[start RECORDS FOR THE EXERCISE]

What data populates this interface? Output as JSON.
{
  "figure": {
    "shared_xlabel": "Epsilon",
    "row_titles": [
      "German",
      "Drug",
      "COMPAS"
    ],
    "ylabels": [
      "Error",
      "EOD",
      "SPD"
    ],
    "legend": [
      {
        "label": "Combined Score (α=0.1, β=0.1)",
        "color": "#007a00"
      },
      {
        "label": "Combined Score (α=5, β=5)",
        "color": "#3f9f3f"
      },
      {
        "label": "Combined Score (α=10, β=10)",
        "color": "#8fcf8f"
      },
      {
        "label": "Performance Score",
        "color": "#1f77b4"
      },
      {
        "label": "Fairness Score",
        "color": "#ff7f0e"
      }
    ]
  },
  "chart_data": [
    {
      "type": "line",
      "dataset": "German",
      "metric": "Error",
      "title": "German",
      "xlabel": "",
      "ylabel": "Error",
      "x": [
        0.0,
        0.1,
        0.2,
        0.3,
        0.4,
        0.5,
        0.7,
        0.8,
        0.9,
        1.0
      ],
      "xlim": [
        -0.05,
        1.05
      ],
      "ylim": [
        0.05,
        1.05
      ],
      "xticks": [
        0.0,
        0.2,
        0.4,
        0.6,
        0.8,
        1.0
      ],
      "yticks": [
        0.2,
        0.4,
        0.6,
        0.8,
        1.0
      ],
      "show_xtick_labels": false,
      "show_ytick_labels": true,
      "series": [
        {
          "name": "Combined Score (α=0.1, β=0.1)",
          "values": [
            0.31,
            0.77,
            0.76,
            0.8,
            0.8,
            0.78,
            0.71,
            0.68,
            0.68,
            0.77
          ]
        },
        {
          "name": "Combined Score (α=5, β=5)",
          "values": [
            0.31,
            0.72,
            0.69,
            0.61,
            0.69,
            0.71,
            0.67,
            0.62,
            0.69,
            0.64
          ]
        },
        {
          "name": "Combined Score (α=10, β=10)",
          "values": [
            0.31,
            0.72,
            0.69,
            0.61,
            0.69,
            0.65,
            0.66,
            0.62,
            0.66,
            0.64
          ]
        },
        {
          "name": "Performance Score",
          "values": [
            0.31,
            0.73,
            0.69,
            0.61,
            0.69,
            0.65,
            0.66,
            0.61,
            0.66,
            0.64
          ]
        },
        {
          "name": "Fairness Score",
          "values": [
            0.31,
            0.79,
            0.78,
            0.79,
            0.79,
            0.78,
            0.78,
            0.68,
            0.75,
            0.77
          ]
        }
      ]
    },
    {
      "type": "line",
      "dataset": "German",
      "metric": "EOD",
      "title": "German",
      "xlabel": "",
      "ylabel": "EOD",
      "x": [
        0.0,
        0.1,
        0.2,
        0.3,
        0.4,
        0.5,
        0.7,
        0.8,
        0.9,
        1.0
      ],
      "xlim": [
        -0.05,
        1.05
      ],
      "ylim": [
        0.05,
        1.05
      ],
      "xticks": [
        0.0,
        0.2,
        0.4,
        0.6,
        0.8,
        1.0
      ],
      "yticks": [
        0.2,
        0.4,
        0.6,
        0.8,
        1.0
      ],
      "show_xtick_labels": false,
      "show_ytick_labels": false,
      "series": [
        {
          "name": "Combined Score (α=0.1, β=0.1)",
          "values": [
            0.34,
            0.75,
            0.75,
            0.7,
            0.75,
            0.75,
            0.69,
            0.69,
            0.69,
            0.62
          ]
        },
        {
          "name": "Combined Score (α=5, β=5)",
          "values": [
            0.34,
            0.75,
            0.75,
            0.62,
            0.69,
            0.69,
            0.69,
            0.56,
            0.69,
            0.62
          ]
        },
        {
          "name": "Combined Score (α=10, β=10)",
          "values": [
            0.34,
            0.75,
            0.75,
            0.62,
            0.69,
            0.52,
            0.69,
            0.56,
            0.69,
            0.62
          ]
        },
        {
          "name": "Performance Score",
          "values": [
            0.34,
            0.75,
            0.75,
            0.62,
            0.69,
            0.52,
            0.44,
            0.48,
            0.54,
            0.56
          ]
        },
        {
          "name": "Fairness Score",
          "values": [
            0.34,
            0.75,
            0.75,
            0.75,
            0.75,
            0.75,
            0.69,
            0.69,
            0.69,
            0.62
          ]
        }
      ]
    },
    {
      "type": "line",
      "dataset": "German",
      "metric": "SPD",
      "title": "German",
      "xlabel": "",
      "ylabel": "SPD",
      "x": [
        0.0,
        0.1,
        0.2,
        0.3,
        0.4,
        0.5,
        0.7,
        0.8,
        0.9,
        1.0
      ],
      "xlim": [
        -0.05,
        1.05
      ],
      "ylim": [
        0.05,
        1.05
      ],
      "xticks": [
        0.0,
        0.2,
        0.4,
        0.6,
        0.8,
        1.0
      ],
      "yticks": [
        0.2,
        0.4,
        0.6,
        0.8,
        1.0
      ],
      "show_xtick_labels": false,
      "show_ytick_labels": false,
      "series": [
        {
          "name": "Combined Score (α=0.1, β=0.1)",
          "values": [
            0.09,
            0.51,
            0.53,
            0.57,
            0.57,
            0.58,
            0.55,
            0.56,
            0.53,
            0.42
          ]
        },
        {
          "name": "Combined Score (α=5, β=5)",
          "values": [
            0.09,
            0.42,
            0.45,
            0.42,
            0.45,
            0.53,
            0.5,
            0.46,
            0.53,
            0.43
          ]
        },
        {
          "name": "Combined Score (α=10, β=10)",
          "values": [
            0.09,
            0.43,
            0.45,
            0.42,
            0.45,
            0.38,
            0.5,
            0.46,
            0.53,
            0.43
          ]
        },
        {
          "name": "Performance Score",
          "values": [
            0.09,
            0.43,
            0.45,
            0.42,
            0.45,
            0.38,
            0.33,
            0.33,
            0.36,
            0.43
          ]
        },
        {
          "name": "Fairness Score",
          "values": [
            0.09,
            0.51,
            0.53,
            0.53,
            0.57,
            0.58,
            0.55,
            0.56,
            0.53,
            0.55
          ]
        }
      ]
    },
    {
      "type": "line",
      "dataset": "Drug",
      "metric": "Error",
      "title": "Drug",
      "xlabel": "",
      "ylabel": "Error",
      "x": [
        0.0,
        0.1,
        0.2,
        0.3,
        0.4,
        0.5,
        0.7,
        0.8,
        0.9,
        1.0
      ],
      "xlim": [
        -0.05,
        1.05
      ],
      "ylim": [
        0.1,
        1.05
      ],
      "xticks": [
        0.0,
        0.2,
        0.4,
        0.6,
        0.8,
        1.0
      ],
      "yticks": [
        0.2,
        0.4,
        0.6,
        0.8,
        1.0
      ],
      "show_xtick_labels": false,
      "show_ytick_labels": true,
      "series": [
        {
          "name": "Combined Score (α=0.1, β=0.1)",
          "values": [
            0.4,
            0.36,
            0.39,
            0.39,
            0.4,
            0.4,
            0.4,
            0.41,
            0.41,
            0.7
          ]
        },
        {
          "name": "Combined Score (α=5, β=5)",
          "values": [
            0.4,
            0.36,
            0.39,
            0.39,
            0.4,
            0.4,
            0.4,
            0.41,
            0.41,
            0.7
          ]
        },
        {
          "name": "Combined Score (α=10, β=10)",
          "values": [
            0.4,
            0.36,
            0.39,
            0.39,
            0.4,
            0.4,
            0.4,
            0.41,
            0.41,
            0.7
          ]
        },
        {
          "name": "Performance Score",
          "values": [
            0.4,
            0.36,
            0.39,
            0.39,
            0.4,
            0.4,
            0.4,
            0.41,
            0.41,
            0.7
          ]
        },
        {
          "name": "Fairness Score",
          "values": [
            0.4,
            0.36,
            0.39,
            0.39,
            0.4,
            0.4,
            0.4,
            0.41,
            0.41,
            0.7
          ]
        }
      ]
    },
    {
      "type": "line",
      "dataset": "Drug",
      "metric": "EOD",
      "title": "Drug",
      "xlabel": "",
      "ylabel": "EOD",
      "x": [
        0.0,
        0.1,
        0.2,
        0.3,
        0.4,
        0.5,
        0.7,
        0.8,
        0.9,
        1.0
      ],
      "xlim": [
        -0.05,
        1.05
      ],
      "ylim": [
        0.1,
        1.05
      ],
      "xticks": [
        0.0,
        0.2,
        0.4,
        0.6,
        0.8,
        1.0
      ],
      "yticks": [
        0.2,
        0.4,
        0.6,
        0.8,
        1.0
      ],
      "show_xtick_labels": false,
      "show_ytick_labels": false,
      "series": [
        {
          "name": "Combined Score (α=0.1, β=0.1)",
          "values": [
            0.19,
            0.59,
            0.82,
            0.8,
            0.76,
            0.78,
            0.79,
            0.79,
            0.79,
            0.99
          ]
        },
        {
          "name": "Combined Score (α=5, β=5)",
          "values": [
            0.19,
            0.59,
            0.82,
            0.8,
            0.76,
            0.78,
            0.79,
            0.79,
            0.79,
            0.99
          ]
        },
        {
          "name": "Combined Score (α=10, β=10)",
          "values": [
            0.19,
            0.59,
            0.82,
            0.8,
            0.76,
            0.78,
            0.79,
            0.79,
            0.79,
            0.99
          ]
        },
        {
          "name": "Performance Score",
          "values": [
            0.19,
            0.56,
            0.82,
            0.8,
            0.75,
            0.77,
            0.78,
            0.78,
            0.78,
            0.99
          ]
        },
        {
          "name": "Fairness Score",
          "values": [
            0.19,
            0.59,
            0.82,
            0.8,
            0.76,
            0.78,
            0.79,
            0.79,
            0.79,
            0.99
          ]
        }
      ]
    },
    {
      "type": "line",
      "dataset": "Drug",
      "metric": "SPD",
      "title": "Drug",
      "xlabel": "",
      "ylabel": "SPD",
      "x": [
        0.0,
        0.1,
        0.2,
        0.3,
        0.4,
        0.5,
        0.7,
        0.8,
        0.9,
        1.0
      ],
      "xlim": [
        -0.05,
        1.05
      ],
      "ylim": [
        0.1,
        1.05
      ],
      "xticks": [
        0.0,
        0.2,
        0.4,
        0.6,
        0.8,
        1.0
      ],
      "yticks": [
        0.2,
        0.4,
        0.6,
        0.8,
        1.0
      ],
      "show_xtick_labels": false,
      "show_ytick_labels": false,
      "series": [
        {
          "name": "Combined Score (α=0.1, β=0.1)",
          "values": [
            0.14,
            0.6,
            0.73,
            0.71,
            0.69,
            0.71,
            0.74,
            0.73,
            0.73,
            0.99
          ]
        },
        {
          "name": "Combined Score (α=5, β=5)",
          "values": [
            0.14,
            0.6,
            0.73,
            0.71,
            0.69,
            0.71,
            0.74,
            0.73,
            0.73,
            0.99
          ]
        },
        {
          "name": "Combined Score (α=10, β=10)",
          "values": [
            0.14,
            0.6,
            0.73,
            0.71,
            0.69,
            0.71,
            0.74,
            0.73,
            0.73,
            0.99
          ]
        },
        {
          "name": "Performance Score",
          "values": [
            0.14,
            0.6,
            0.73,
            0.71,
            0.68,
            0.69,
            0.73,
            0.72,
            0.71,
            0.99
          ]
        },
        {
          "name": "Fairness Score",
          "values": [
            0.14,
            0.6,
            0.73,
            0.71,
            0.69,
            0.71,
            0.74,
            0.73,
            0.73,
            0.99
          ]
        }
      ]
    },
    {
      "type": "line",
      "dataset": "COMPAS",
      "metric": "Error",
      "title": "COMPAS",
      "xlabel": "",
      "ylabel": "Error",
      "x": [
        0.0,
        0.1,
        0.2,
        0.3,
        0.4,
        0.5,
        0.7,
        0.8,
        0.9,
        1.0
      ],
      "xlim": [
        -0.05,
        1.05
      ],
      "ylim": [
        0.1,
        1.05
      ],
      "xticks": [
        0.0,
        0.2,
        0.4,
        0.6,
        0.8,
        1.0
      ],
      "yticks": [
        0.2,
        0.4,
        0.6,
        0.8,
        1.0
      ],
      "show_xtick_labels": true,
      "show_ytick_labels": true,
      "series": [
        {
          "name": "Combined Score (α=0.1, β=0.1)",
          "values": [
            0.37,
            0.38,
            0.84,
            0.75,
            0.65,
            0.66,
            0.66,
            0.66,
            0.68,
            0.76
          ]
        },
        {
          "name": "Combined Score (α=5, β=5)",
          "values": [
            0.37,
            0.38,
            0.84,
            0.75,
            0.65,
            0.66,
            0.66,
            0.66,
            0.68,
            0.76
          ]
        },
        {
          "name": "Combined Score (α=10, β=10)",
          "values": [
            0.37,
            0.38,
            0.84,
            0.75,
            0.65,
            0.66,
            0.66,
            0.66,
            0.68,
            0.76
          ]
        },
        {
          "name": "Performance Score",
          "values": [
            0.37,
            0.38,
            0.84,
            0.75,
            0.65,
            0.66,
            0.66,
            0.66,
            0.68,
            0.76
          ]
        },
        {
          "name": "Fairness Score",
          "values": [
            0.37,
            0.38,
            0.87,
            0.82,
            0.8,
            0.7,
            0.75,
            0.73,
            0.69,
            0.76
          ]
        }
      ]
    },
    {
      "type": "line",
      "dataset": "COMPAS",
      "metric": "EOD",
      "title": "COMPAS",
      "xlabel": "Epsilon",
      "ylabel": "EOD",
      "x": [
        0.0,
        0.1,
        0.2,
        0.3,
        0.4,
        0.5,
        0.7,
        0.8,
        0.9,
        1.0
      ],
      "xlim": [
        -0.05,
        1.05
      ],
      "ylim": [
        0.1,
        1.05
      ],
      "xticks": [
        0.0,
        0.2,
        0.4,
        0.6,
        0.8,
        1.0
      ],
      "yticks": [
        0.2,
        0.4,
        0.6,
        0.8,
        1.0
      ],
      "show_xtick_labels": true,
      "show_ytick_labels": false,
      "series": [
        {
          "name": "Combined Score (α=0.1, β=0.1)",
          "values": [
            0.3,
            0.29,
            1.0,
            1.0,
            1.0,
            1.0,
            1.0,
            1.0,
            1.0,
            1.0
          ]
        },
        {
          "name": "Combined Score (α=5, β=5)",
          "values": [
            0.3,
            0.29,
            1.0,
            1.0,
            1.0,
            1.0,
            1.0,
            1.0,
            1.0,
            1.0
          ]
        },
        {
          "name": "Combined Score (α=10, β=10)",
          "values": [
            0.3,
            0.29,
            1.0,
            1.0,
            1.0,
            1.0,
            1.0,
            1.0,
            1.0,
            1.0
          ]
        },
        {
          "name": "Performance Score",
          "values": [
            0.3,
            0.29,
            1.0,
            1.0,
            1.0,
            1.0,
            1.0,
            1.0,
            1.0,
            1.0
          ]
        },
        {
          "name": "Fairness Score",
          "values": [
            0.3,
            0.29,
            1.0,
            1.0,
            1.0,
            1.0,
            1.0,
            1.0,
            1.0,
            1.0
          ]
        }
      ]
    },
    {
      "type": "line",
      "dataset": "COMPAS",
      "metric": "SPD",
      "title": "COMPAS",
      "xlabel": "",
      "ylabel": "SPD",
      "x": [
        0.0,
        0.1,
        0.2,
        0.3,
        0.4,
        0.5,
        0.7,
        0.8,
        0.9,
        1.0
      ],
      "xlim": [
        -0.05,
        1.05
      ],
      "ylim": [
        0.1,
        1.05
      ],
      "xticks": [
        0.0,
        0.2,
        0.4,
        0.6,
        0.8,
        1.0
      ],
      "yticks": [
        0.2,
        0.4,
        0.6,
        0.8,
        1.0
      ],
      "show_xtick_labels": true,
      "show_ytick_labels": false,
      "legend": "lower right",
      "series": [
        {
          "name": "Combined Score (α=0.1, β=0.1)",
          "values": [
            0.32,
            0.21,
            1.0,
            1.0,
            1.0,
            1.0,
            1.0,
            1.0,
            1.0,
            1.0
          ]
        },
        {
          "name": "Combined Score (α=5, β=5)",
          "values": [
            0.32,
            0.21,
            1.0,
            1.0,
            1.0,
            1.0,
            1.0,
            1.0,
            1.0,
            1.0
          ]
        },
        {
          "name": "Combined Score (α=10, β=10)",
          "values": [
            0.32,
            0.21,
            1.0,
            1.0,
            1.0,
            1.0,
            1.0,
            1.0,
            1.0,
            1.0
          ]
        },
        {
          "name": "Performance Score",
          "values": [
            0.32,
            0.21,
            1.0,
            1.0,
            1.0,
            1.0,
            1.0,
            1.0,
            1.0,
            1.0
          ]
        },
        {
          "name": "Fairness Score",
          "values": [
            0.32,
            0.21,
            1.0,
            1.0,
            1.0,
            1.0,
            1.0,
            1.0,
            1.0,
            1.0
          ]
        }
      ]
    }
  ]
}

[end RECORDS FOR THE EXERCISE]

> [DIRECTIONS FOR THIS TASK] Count how many lines of the material hold the string "color". Give the number and nothing more.

> [WRITTEN ANSWER] 5